* **Exercise brief**: Filter the data for lines with the word "Region", then copy every line so identified.

--- Start Information provided ---

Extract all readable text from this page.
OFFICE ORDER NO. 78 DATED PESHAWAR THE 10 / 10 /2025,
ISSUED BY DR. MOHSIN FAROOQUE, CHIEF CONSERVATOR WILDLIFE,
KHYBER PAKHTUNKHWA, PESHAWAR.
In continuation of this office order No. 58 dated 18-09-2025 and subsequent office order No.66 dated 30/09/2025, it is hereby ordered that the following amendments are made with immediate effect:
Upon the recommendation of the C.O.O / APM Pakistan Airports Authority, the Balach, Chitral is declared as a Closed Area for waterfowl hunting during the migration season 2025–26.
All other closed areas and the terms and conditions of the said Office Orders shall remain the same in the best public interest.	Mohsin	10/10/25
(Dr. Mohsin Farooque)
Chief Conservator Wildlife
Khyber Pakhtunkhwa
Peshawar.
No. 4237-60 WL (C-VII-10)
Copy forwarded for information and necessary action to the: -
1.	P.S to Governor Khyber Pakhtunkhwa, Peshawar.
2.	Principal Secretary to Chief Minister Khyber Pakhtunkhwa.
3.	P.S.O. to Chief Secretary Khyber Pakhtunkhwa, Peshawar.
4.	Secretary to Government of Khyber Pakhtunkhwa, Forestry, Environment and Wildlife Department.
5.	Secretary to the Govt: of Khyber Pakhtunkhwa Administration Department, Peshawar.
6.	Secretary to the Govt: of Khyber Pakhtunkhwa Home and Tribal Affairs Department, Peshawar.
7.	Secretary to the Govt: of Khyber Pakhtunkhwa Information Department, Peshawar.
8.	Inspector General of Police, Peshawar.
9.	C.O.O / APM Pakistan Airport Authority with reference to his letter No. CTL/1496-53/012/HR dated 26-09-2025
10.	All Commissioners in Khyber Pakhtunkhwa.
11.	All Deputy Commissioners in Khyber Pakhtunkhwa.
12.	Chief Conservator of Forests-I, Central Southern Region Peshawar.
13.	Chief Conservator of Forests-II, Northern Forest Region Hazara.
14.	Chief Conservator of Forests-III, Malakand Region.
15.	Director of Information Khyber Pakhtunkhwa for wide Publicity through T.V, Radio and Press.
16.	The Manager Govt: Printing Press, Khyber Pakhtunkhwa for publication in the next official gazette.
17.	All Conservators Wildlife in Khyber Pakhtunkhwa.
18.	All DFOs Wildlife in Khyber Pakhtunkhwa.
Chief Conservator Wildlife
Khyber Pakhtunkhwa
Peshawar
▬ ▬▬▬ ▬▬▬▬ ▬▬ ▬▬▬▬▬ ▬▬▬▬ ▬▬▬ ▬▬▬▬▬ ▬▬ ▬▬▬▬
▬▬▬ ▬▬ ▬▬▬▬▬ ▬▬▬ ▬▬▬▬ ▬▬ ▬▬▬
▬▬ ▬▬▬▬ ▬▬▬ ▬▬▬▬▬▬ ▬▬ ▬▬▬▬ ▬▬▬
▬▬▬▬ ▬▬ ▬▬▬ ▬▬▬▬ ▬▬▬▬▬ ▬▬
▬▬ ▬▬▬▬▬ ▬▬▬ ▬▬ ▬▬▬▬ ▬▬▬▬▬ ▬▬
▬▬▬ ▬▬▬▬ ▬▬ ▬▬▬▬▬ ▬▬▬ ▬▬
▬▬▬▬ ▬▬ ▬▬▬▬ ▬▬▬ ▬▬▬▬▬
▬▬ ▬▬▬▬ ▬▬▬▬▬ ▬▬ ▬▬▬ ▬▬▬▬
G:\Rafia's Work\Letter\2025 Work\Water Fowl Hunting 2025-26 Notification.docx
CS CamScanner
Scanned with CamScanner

--- End Information provided ---

* **Answer to the task**:
12.	Chief Conservator of Forests-I, Central Southern Region Peshawar.
13.	Chief Conservator of Forests-II, Northern Forest Region Hazara.
14.	Chief Conservator of Forests-III, Malakand Region.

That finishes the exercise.